* [Problem details] Scan the records for the word "content". Copy each line that includes it.

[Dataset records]
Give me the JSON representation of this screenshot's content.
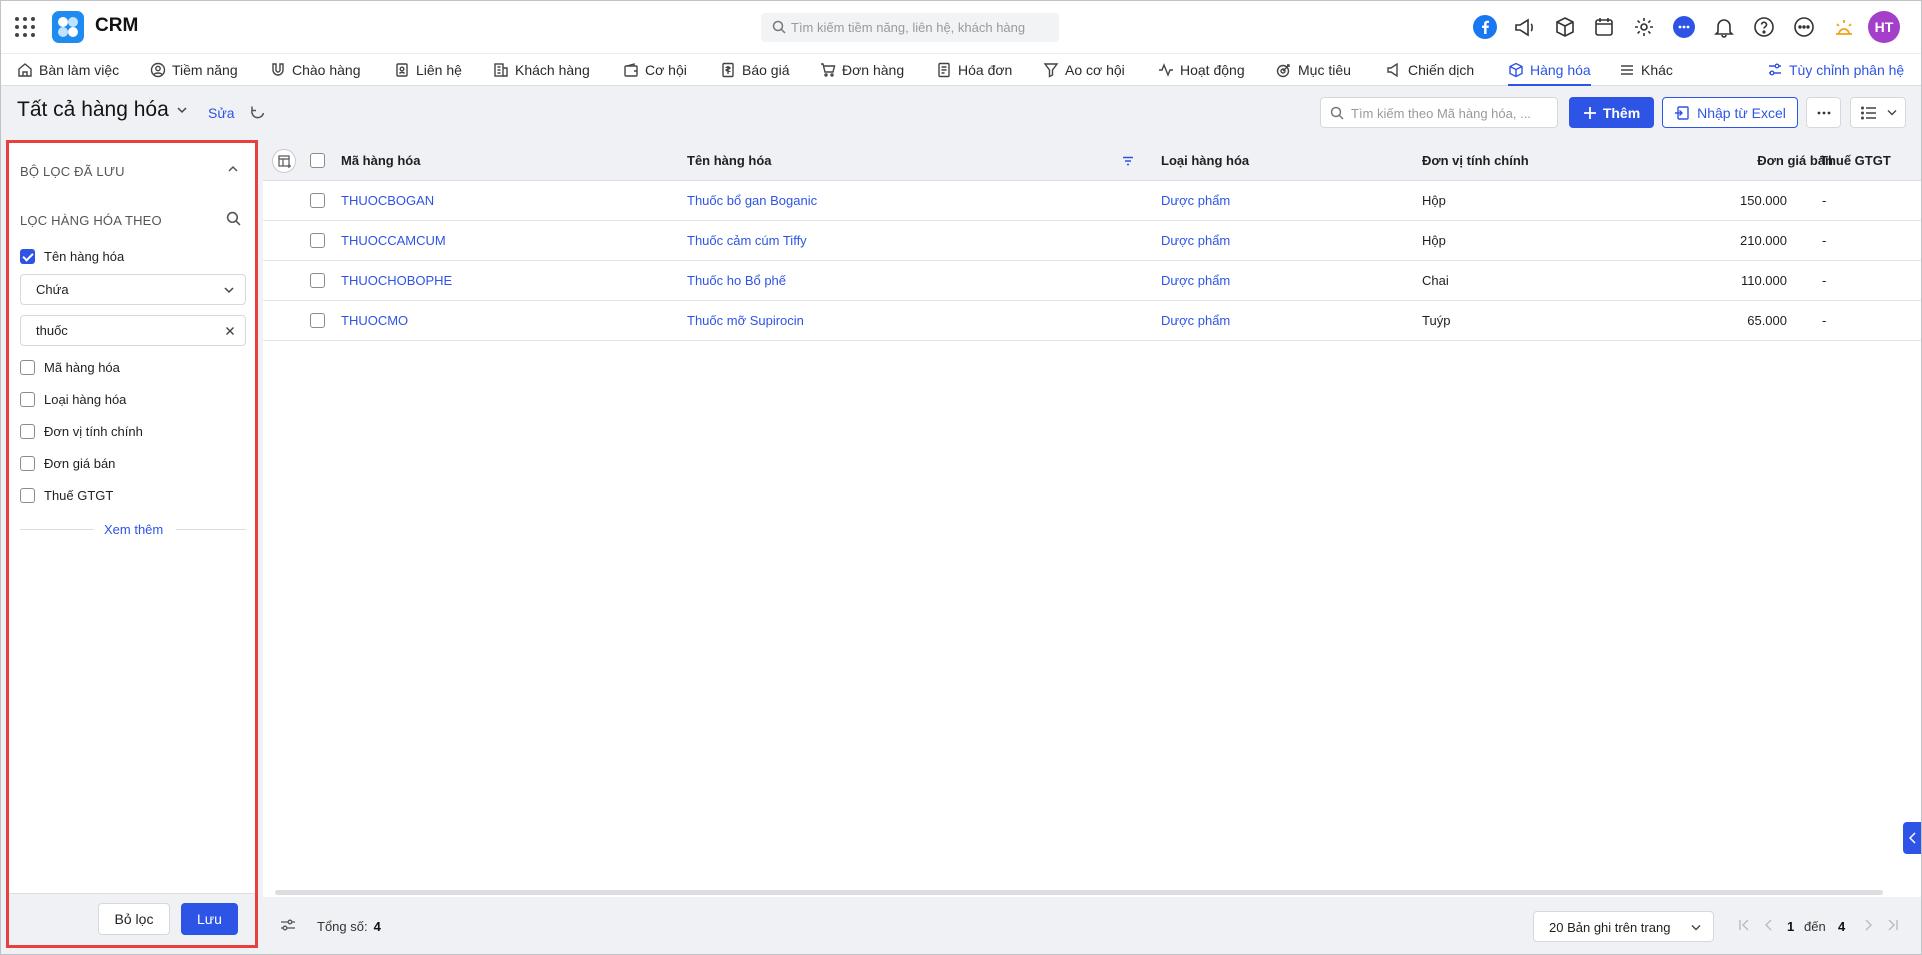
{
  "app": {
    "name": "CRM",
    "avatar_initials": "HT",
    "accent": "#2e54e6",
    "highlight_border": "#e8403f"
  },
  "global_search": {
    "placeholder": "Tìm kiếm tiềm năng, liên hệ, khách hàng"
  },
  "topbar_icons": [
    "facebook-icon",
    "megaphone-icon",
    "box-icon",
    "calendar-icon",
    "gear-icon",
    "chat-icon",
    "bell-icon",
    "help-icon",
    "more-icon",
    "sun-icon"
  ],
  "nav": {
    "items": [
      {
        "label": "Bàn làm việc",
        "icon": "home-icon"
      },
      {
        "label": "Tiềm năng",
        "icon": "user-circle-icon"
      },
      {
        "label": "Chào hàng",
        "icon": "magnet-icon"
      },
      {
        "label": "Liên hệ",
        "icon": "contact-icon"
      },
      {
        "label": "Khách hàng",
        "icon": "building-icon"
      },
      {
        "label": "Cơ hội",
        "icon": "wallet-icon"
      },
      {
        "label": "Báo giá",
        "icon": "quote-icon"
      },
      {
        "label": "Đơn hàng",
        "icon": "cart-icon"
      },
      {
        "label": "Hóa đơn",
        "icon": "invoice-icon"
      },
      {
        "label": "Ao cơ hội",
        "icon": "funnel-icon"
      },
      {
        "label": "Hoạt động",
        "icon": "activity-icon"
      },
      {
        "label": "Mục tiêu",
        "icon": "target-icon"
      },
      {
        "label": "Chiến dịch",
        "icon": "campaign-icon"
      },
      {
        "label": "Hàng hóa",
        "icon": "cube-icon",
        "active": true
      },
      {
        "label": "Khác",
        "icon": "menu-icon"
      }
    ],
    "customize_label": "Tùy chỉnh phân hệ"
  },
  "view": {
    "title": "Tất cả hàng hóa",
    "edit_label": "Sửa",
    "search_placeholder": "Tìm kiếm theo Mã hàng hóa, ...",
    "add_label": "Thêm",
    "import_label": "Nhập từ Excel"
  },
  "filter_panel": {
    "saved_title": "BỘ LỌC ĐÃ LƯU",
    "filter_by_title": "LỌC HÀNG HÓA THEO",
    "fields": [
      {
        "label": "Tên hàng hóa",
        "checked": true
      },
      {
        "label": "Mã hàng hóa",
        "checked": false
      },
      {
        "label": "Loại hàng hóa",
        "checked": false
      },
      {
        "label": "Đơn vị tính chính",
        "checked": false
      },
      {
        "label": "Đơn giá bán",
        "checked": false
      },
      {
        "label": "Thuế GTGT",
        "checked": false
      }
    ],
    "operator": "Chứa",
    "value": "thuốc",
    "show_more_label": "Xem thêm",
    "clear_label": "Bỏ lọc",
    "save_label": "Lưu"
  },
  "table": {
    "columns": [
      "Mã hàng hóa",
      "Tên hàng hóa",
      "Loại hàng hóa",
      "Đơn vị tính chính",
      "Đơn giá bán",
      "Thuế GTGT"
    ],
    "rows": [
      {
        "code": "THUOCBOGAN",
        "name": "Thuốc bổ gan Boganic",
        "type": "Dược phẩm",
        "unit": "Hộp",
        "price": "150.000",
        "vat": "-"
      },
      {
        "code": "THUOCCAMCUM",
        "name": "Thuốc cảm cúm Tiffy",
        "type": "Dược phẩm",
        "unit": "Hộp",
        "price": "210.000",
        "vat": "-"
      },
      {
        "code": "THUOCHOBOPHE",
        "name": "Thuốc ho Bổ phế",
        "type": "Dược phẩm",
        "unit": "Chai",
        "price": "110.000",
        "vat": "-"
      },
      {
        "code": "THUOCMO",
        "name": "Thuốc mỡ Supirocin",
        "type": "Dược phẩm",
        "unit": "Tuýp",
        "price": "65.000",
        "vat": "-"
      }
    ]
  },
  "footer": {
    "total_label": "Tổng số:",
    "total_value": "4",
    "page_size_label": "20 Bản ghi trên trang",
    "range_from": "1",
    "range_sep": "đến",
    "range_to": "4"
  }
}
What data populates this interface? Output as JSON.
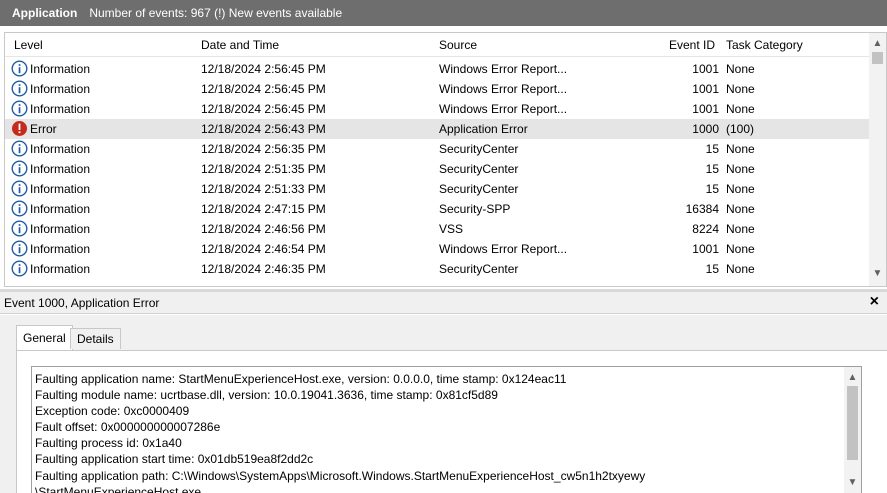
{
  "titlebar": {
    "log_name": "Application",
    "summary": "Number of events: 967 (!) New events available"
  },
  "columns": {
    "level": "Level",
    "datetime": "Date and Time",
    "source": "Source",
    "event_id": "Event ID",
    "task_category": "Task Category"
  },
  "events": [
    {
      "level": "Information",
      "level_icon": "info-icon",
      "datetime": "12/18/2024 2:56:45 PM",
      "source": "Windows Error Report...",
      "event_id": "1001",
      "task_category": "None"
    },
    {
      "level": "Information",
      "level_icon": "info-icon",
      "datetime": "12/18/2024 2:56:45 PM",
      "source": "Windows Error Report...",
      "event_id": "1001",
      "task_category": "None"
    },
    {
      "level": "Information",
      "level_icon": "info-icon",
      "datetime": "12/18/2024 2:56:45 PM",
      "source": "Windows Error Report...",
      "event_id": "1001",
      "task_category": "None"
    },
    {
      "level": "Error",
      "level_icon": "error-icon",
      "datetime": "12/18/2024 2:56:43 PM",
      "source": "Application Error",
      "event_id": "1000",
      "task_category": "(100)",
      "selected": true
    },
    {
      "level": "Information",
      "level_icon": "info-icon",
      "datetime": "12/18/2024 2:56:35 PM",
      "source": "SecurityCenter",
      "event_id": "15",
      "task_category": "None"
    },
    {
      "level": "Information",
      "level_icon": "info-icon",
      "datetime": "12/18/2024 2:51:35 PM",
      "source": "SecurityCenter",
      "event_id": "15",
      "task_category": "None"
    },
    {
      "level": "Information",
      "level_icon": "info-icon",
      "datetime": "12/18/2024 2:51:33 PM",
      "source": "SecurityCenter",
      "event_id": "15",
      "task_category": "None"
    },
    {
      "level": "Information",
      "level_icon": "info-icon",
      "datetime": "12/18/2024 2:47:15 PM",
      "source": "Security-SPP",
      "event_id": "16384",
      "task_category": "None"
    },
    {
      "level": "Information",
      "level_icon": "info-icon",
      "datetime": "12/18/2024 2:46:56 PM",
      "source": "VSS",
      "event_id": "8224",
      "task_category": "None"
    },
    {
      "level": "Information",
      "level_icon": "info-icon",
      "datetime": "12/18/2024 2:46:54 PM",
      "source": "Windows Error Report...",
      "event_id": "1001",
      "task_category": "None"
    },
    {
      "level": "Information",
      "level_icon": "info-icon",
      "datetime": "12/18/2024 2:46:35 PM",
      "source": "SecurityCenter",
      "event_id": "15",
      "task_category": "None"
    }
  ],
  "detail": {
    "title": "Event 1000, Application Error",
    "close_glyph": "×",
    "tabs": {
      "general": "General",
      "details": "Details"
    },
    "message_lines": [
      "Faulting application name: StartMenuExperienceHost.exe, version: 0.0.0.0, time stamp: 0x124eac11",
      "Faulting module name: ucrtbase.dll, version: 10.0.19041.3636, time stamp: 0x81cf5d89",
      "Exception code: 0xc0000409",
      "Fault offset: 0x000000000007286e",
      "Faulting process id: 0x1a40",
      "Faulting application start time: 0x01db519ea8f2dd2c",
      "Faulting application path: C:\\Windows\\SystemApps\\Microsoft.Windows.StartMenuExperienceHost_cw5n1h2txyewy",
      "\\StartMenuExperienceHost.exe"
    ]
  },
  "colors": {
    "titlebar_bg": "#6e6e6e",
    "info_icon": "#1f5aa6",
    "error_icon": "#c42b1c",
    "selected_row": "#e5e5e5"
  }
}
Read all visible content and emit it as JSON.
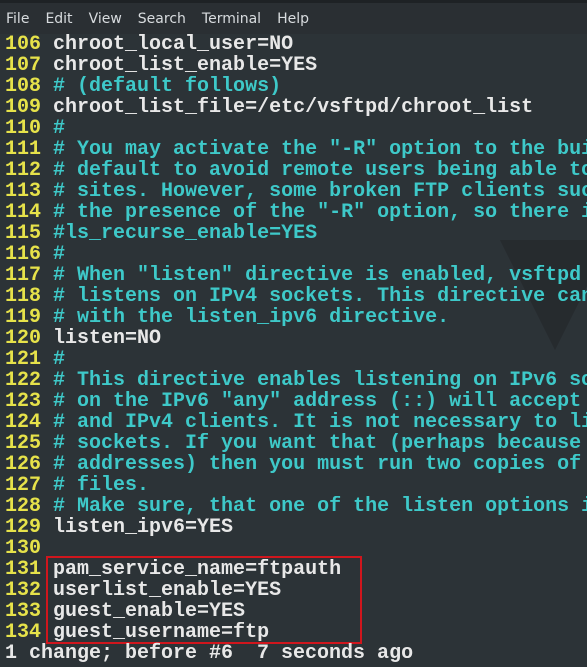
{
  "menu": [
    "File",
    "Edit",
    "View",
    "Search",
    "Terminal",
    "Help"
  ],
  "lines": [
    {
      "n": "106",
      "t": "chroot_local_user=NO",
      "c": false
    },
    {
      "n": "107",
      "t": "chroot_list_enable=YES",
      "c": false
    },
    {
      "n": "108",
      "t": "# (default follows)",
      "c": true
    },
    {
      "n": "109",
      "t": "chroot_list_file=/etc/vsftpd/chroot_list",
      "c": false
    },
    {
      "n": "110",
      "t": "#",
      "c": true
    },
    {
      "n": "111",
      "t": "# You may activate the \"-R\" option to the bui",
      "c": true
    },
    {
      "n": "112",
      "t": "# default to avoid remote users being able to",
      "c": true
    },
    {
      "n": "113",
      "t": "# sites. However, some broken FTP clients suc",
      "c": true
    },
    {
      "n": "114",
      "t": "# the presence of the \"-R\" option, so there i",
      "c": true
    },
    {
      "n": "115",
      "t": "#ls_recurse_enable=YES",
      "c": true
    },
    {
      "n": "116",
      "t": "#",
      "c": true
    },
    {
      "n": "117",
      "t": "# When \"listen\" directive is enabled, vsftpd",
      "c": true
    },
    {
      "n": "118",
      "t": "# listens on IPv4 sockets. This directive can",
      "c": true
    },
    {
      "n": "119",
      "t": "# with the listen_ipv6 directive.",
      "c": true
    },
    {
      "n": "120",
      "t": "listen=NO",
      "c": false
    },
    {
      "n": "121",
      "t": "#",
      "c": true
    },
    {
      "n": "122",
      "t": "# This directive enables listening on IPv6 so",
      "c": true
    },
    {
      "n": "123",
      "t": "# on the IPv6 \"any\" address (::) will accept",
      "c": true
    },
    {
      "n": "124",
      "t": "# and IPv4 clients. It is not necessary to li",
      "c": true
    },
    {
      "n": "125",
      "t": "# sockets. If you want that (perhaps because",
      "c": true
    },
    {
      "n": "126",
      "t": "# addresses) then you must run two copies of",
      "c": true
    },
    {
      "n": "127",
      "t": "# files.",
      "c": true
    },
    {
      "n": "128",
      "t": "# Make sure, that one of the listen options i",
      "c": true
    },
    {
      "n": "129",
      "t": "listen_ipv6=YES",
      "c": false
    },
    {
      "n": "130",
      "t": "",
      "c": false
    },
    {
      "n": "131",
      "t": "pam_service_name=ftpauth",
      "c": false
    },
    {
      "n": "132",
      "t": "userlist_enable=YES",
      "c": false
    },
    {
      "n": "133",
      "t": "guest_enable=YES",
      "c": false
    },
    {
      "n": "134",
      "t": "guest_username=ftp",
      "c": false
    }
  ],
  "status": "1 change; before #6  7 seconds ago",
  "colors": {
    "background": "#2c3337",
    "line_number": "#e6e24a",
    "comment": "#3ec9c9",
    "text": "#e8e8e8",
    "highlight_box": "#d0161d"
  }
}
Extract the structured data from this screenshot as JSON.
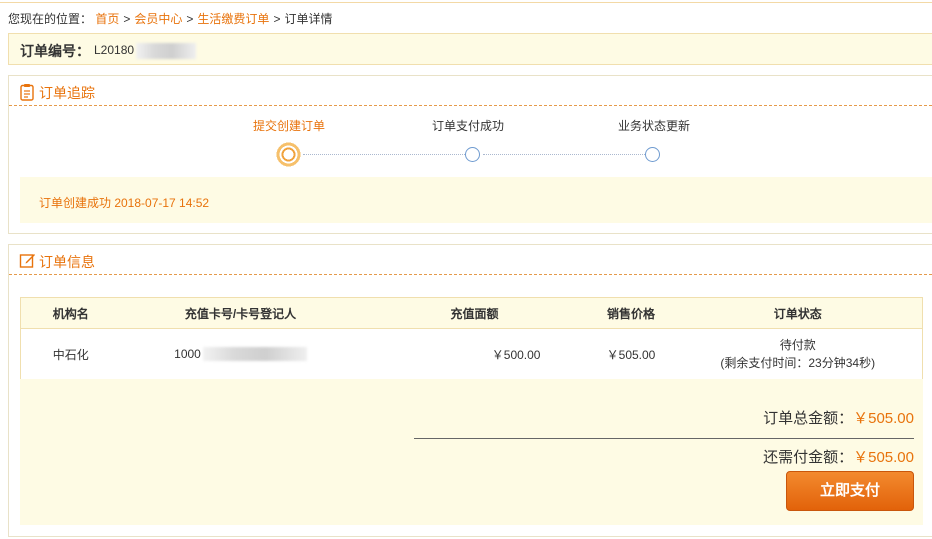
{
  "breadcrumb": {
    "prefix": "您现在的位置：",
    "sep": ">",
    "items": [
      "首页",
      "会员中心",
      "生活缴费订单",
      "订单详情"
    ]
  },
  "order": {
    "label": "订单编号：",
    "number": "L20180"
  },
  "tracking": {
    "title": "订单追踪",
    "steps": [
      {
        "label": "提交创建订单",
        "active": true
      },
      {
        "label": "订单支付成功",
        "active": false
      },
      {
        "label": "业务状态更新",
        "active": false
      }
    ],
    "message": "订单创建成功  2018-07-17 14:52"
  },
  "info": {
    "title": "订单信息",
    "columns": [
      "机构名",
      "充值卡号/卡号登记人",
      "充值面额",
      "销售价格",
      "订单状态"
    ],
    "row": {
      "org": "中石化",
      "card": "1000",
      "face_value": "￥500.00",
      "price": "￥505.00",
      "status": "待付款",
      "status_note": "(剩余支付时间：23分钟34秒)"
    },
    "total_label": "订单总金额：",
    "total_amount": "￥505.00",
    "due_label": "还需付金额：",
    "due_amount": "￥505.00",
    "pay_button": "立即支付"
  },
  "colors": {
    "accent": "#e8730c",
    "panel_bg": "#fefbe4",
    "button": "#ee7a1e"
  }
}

* [Solution]
Give me the JSON representation of this screenshot's content.
Read all visible content and emit it as JSON.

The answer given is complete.